* **Reading passage**:
******

Over the years, the criticism has softened, and D-Wave has managed to get a
paper or two into Nature. I think the truth of what they've achieved is
somewhat less than what their marketing machine would like to suggest, but
it's nevertheless very impressive (and D-Wave is certainly a place I'd like to
work at if I could).

To clarify, D-Wave has not developed a general-purpose quantum computer, and
in fact the term "general purpose" is kind of ill-defined for quantum
computing anyway. Right now, there are a lot of different quantum effects that
are used in different ways to accomplish specific tasks. I believe D-Wave's
device uses quantum annealing to solve certain optimization problems, but
someone check me if I'm wrong.

******

* **Dataset entries**:

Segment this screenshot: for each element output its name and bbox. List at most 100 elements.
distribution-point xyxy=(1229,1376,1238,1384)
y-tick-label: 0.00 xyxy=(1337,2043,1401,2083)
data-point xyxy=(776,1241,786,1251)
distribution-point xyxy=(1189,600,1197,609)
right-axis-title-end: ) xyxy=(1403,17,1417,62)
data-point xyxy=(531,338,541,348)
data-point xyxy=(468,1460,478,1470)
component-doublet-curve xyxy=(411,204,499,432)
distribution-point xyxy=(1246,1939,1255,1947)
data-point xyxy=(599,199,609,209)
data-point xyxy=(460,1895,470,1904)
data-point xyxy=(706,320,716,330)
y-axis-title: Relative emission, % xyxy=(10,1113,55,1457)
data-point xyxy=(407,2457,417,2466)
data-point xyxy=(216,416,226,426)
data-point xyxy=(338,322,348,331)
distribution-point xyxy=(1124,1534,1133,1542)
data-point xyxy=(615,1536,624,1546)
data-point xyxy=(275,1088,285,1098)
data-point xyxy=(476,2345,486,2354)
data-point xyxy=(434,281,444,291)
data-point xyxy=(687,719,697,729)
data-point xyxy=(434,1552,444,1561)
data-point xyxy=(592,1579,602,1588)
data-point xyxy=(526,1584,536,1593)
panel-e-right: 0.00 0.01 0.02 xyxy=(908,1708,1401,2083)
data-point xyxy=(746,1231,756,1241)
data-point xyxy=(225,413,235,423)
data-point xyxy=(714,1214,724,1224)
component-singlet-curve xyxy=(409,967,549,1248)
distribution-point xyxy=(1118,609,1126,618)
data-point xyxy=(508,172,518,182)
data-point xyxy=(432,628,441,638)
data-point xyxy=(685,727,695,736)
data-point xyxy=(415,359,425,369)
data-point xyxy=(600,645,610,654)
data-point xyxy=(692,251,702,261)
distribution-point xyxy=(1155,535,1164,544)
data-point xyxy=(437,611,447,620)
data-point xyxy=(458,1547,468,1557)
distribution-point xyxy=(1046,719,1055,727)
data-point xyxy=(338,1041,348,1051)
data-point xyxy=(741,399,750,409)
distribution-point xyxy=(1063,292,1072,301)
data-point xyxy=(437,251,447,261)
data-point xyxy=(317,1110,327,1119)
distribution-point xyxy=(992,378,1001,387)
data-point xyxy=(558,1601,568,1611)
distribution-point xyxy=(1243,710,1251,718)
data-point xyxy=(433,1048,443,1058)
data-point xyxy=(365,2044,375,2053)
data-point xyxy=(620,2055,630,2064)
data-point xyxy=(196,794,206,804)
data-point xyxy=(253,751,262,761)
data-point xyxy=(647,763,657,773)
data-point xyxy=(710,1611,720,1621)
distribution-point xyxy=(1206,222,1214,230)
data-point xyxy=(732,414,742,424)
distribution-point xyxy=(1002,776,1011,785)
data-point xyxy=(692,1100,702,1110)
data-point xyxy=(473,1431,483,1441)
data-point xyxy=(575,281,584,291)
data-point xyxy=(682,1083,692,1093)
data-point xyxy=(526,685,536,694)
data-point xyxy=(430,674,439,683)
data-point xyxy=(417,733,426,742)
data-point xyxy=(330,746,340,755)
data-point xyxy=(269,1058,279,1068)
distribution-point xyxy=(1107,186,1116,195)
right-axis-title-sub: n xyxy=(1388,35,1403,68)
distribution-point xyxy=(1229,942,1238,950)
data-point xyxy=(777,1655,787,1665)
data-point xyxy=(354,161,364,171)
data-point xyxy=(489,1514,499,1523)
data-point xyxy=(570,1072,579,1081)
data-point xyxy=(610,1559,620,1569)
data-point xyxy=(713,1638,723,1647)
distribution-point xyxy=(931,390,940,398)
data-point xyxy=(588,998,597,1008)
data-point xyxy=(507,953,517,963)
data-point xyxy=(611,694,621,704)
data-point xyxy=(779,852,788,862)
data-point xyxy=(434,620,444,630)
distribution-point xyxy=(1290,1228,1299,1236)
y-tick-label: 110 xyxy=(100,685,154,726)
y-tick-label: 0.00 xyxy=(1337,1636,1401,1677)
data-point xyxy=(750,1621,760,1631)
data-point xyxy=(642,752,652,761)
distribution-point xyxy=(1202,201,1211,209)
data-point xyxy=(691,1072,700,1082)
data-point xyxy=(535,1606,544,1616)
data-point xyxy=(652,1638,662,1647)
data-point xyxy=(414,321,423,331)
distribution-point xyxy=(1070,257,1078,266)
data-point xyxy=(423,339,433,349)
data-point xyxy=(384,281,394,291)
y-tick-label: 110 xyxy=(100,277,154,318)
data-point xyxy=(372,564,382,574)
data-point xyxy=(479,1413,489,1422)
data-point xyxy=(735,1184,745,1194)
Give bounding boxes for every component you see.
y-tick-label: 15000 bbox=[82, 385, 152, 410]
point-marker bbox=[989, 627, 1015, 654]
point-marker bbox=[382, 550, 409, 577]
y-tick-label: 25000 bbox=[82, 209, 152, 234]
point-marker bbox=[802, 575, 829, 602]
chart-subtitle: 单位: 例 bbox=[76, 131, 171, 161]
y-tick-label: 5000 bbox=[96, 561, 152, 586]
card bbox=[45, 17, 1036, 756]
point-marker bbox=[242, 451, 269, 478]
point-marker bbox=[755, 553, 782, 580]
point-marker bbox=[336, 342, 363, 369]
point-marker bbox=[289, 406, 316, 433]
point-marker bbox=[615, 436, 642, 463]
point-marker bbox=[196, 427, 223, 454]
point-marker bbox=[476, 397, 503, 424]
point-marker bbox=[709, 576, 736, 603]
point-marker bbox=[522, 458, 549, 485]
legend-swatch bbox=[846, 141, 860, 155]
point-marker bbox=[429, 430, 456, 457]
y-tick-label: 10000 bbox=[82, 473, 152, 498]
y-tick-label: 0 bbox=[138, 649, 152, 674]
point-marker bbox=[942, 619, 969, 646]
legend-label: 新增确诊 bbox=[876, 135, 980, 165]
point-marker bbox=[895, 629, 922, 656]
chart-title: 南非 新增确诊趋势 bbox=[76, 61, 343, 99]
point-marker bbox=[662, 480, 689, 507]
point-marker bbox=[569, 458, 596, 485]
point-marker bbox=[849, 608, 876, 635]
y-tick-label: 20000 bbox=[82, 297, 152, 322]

******

* **Stated task 1**:
Rewrite the D-Wave comment from "To clarify, D-Wave" to "if I'm wrong.", putting "adiabatic evolution" in place of "quantum annealing".
* **Stated task 2**:
Keep writing the D-Wave comment, picking up after its final sentence.

* **Exercise answer 1**:
To clarify, D-Wave has not developed a general-purpose quantum computer, and
in fact the term "general purpose" is kind of ill-defined for quantum
computing anyway. Right now, there are a lot of different quantum effects that
are used in different ways to accomplish specific tasks. I believe D-Wave's
device uses adiabatic evolution to solve certain optimization problems, but
someone check me if I'm wrong.

* **Exercise answer 2**:
The little I do know about quantum computing relates to my area of study:
simulation. The computation required to exactly solve the Schrodinger equation
scales with 2^N for the number of particles (or whatever basis the equation is
set in). Even the largest supercomputers are incapable of doing more than a
few atoms [which, incidentally, is actually what I'm attempting to accomplish
right now for a project that I should be working on instead of posting on
here...] Anyway, with quantum computers, the scale would be O(N) instead of
O(2^N), so you could perform incredibly accurate simulations that reach
chemical accuracy. Chemical accuracy is kind of the holy grail of simulation,
because what it means is that you can predict actual, macroscopic chemical
properties of a variety of substances without doing any real-world experiments
whatsoever. I believe it has been accomplished for things like pure hydrogen
and quite a few bosonic systems (bosons are easier to simulate since they
don't suffer from the fermion sign problem -
<http://en.wikipedia.org/wiki/Numerical_sign_problem>).

Anyway, I probably sound like I know more than I really do, but hopefully this
gives you an idea of what kind of applications a real, working quantum
computer could be used to achieve.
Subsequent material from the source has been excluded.